Source data:
·····

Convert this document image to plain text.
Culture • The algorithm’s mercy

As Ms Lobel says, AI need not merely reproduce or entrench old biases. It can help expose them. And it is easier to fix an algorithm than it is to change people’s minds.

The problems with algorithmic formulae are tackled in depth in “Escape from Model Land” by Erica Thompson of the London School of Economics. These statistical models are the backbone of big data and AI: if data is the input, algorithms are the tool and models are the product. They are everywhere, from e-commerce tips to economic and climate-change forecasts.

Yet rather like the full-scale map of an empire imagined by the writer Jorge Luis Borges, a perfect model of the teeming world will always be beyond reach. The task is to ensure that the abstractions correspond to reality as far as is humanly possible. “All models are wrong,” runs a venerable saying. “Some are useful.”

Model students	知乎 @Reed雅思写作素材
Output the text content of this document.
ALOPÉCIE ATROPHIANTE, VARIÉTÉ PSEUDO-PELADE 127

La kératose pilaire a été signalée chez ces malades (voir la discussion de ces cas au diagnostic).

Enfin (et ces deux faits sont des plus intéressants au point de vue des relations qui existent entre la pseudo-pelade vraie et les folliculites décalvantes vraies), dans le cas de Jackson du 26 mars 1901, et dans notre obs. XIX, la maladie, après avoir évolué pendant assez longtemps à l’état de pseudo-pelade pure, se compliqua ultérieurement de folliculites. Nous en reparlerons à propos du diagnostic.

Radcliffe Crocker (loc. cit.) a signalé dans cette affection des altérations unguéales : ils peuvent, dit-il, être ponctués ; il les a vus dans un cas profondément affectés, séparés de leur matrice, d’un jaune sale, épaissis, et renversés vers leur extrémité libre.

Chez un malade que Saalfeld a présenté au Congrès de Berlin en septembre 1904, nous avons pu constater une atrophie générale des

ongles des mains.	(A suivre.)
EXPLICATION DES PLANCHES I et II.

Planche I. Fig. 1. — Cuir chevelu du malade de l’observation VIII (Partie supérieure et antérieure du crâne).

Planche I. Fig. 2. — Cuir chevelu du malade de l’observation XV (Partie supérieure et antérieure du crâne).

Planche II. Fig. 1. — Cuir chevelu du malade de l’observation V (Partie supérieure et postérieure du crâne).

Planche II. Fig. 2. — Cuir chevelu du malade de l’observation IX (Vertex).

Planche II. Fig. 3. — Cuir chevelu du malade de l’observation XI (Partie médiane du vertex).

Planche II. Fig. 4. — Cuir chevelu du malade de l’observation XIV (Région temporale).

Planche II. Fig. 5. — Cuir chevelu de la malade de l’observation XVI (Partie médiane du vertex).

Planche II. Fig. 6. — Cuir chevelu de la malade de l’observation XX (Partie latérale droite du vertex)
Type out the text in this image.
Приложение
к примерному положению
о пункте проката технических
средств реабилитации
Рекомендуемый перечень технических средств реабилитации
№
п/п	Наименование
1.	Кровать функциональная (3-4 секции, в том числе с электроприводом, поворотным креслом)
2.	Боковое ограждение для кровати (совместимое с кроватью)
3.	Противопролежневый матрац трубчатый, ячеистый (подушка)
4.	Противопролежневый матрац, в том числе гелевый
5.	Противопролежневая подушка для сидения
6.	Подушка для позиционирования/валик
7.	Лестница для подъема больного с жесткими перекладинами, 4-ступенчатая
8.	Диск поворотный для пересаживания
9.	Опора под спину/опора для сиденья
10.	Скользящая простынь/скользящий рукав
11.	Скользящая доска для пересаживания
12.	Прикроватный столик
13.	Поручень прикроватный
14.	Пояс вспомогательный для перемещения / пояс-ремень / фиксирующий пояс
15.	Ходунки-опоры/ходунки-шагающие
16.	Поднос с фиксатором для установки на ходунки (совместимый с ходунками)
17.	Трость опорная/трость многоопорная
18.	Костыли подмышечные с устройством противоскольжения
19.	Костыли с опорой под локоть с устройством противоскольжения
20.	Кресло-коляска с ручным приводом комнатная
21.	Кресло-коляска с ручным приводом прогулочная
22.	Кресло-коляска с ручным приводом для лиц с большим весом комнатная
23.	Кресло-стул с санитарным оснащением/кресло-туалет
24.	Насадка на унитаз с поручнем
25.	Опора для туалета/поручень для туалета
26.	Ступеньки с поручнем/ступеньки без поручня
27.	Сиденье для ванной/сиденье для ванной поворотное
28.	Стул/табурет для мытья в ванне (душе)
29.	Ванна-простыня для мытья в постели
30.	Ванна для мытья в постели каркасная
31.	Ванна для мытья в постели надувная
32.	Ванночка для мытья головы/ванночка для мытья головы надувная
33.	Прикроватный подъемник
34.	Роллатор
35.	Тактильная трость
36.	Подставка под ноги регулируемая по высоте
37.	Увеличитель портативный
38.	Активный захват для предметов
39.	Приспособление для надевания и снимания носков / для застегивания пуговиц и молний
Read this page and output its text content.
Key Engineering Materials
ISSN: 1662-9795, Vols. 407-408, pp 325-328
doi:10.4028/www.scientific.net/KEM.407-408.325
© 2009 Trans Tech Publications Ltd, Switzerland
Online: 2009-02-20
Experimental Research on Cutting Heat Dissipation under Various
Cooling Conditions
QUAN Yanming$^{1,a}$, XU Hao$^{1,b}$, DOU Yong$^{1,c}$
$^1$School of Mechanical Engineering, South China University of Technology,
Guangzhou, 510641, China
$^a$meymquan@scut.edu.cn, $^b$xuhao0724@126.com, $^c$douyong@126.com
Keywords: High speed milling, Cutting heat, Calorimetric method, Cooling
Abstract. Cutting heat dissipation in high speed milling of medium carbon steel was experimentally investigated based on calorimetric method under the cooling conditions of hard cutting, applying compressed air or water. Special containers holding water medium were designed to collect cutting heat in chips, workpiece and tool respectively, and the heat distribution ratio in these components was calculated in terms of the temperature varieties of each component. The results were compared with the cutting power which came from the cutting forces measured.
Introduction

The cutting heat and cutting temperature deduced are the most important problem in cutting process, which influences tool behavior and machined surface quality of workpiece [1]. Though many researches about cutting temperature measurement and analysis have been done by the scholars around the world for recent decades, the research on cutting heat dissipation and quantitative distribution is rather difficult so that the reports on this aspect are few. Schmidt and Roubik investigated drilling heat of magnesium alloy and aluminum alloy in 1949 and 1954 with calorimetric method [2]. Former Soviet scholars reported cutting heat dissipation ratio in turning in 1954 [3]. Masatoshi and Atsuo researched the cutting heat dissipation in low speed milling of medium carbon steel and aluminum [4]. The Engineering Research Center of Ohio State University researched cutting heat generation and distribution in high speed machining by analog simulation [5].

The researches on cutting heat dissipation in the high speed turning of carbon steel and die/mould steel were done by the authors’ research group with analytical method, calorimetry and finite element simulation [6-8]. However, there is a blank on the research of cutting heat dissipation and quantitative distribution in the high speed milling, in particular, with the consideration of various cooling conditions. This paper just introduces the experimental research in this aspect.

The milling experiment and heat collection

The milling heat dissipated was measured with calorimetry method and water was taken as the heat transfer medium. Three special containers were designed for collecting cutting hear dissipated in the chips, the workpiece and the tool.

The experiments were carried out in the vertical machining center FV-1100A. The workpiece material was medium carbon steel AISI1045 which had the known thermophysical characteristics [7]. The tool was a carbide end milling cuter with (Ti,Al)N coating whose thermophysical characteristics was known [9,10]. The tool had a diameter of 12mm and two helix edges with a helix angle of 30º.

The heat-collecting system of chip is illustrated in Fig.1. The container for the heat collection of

·····

#### Aim of the task
Filter the data for the string "médiane" and copy every line that has it.

#### Result of the task
Planche II. Fig. 3. — Cuir chevelu du malade de l’observation XI (Partie médiane du vertex).
Planche II. Fig. 5. — Cuir chevelu de la malade de l’observation XVI (Partie médiane du vertex).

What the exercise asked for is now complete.